## INSTRUCTION
Copy the data exactly as it appears, and do not include any pictures.

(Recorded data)
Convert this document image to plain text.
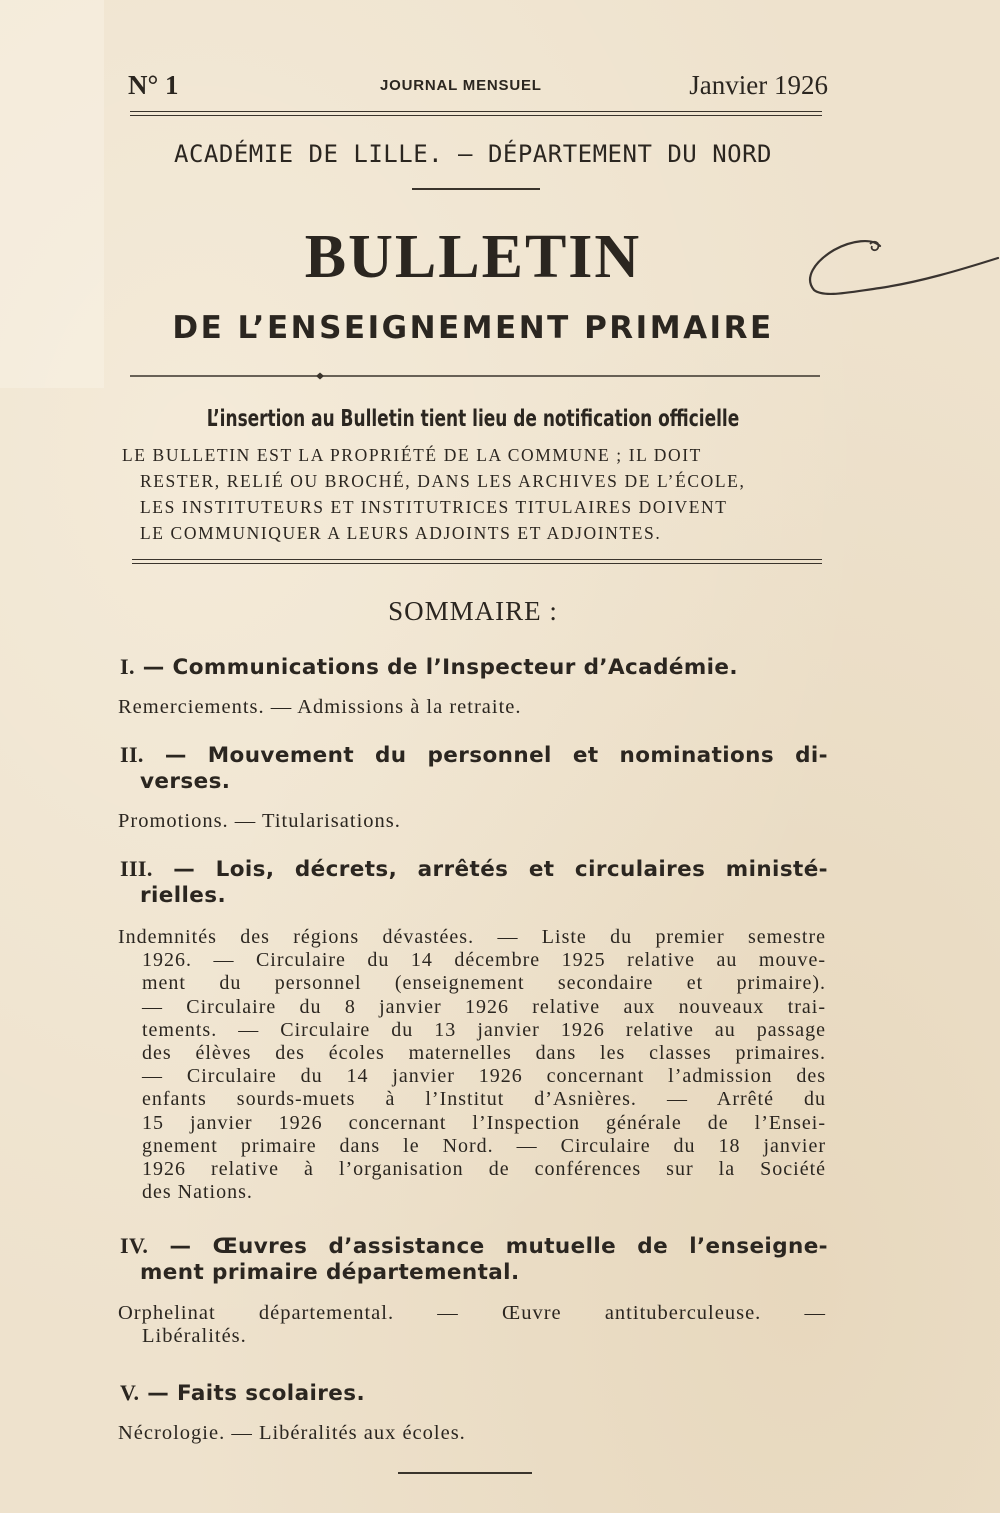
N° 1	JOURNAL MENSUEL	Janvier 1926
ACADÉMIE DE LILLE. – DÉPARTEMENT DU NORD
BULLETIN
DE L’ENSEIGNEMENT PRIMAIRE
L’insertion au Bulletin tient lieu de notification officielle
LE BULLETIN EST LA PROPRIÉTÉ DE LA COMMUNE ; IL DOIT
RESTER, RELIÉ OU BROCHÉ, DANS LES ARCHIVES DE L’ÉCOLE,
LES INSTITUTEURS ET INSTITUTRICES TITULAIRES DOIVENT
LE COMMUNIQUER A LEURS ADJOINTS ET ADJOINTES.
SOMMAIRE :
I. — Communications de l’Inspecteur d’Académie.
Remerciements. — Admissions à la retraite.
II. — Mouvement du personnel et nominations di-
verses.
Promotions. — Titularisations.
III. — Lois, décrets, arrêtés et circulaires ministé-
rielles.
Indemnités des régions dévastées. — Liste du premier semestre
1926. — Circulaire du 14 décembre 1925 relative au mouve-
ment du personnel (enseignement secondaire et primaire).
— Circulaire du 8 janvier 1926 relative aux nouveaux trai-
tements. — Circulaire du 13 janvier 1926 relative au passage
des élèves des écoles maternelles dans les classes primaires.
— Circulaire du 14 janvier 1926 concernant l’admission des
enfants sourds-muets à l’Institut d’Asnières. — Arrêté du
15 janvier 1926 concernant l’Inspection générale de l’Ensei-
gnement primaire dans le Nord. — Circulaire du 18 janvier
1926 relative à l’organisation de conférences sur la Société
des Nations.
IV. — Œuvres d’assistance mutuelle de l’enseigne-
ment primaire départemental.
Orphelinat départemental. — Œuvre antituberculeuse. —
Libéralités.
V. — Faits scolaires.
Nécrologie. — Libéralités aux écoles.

## TASK RESULT
Convert this document image to plain text.
N° 1	JOURNAL MENSUEL	Janvier 1926
ACADÉMIE DE LILLE. – DÉPARTEMENT DU NORD
BULLETIN
DE L’ENSEIGNEMENT PRIMAIRE
L’insertion au Bulletin tient lieu de notification officielle
LE BULLETIN EST LA PROPRIÉTÉ DE LA COMMUNE ; IL DOIT
RESTER, RELIÉ OU BROCHÉ, DANS LES ARCHIVES DE L’ÉCOLE,
LES INSTITUTEURS ET INSTITUTRICES TITULAIRES DOIVENT
LE COMMUNIQUER A LEURS ADJOINTS ET ADJOINTES.
SOMMAIRE :
I. — Communications de l’Inspecteur d’Académie.
Remerciements. — Admissions à la retraite.
II. — Mouvement du personnel et nominations di-
verses.
Promotions. — Titularisations.
III. — Lois, décrets, arrêtés et circulaires ministé-
rielles.
Indemnités des régions dévastées. — Liste du premier semestre
1926. — Circulaire du 14 décembre 1925 relative au mouve-
ment du personnel (enseignement secondaire et primaire).
— Circulaire du 8 janvier 1926 relative aux nouveaux trai-
tements. — Circulaire du 13 janvier 1926 relative au passage
des élèves des écoles maternelles dans les classes primaires.
— Circulaire du 14 janvier 1926 concernant l’admission des
enfants sourds-muets à l’Institut d’Asnières. — Arrêté du
15 janvier 1926 concernant l’Inspection générale de l’Ensei-
gnement primaire dans le Nord. — Circulaire du 18 janvier
1926 relative à l’organisation de conférences sur la Société
des Nations.
IV. — Œuvres d’assistance mutuelle de l’enseigne-
ment primaire départemental.
Orphelinat départemental. — Œuvre antituberculeuse. —
Libéralités.
V. — Faits scolaires.
Nécrologie. — Libéralités aux écoles.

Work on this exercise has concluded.